Task directions: Scan the lines below for the string "more" and copy every one that has it.

Material to process:

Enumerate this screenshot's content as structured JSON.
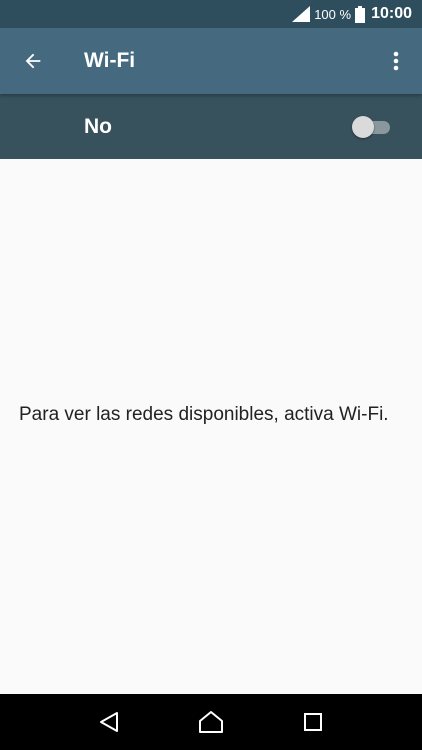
{
  "status_bar": {
    "battery_percent": "100 %",
    "time": "10:00",
    "icons": [
      "signal-icon",
      "battery-icon"
    ]
  },
  "app_bar": {
    "title": "Wi-Fi",
    "icons": [
      "arrow-back-icon",
      "more-vert-icon"
    ]
  },
  "wifi_switch": {
    "label": "No",
    "state": "off"
  },
  "content": {
    "message": "Para ver las redes disponibles, activa Wi-Fi."
  },
  "nav_bar": {
    "icons": [
      "back-triangle-icon",
      "home-icon",
      "recents-icon"
    ]
  },
  "colors": {
    "status_bar": "#2f4e5d",
    "app_bar": "#456a7f",
    "switch_bar": "#37515d",
    "background": "#fafafa"
  }
}
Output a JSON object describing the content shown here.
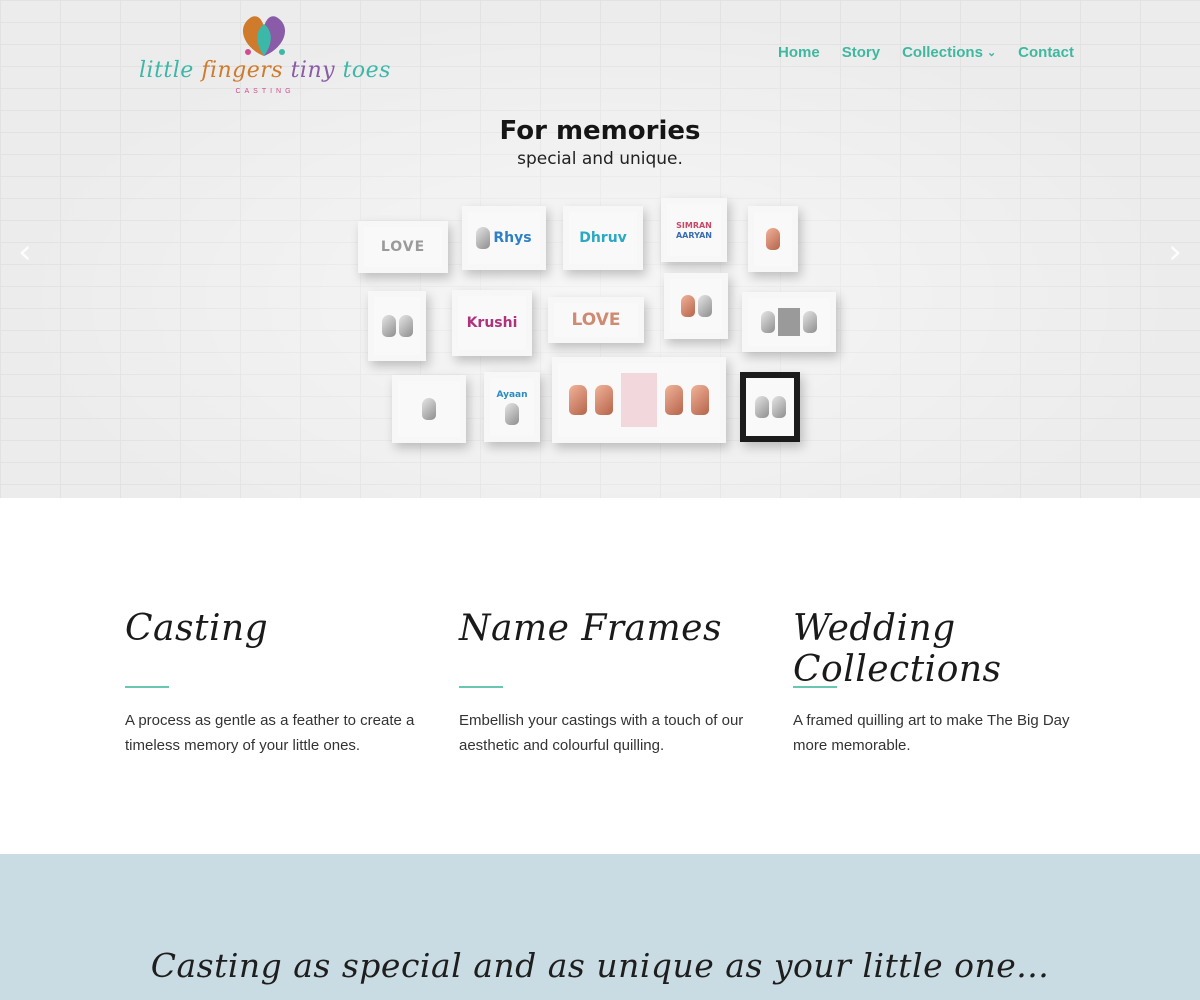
{
  "brand": {
    "logo_words": [
      "little",
      "fingers",
      "tiny",
      "toes"
    ],
    "logo_sub": "CASTING",
    "colors": {
      "teal": "#3fb8a0",
      "orange": "#d07a2b",
      "purple": "#8a5ba6",
      "pink": "#d24c8f"
    }
  },
  "nav": {
    "items": [
      {
        "label": "Home"
      },
      {
        "label": "Story"
      },
      {
        "label": "Collections",
        "has_dropdown": true,
        "caret": "⌄"
      },
      {
        "label": "Contact"
      }
    ]
  },
  "hero": {
    "title": "For memories",
    "subtitle": "special and unique.",
    "prev_arrow": "‹",
    "next_arrow": "›",
    "frame_labels": {
      "love1": "LOVE",
      "rhys": "Rhys",
      "dhruv": "Dhruv",
      "simran": "SIMRAN",
      "aaryan": "AARYAN",
      "krushi": "Krushi",
      "love2": "LOVE",
      "ayaan": "Ayaan"
    }
  },
  "features": [
    {
      "title": "Casting",
      "text": "A process as gentle as a feather to create a timeless memory of your little ones."
    },
    {
      "title": "Name Frames",
      "text": "Embellish your castings with a touch of our aesthetic and colourful quilling."
    },
    {
      "title": "Wedding Collections",
      "text": "A framed quilling art to make The Big Day more memorable."
    }
  ],
  "band": {
    "heading": "Casting as special and as unique as your little one..."
  },
  "colors": {
    "accent": "#3fb8a0",
    "rule": "#69c6b0",
    "band_bg": "#cadce3",
    "hero_bg": "#ececec"
  }
}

Full solution:
      "more-vert-icon"
      "text": "A framed quilling art to make The Big Day more memorable."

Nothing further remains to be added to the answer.